Copy out the listing that follows exactly, dropping every picture.

:::

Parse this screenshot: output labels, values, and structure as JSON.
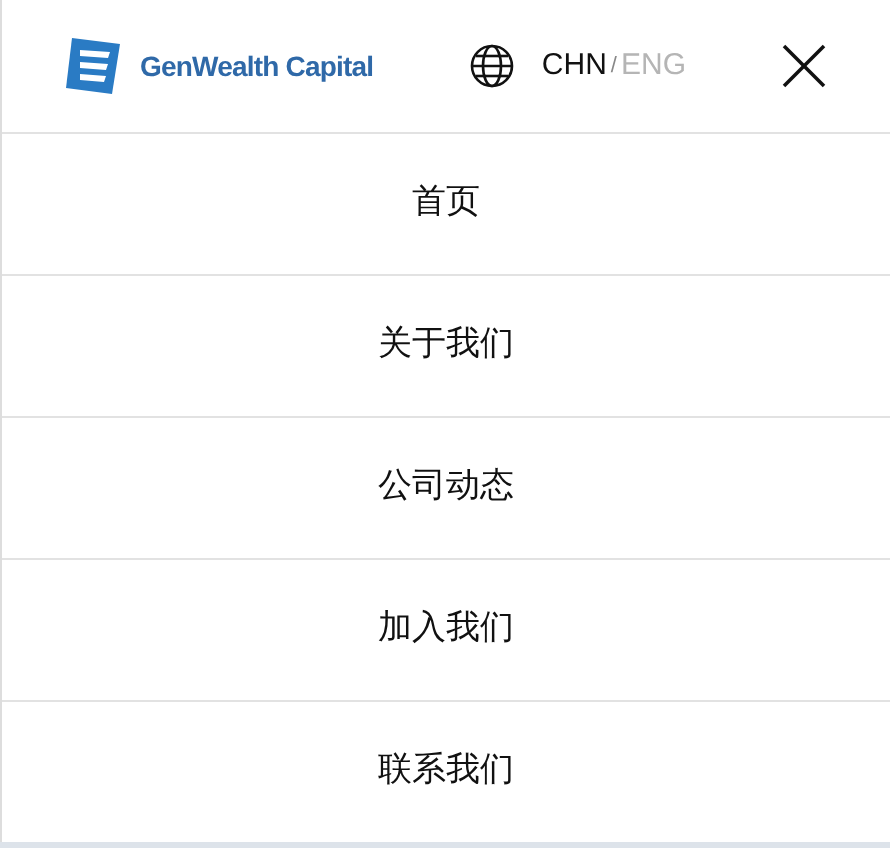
{
  "logo": {
    "text": "GenWealth Capital"
  },
  "languages": [
    {
      "label": "CHN",
      "selected": true
    },
    {
      "label": "ENG",
      "selected": false
    }
  ],
  "language_separator": "/",
  "menu": [
    {
      "label": "首页"
    },
    {
      "label": "关于我们"
    },
    {
      "label": "公司动态"
    },
    {
      "label": "加入我们"
    },
    {
      "label": "联系我们"
    }
  ]
}
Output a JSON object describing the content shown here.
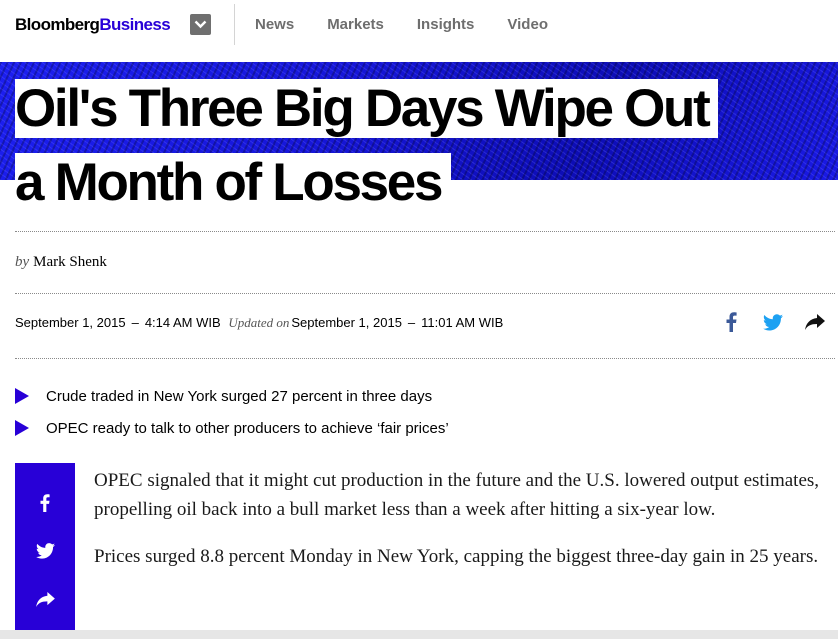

:::

Output of the exercise:
Parse this screenshot: output labels, values, and structure as JSON.
{
  "logo": {
    "text": "GenWealth Capital"
  },
  "languages": [
    {
      "label": "CHN",
      "selected": true
    },
    {
      "label": "ENG",
      "selected": false
    }
  ],
  "language_separator": "/",
  "menu": [
    {
      "label": "首页"
    },
    {
      "label": "关于我们"
    },
    {
      "label": "公司动态"
    },
    {
      "label": "加入我们"
    },
    {
      "label": "联系我们"
    }
  ]
}
Output a JSON object describing the content shown here.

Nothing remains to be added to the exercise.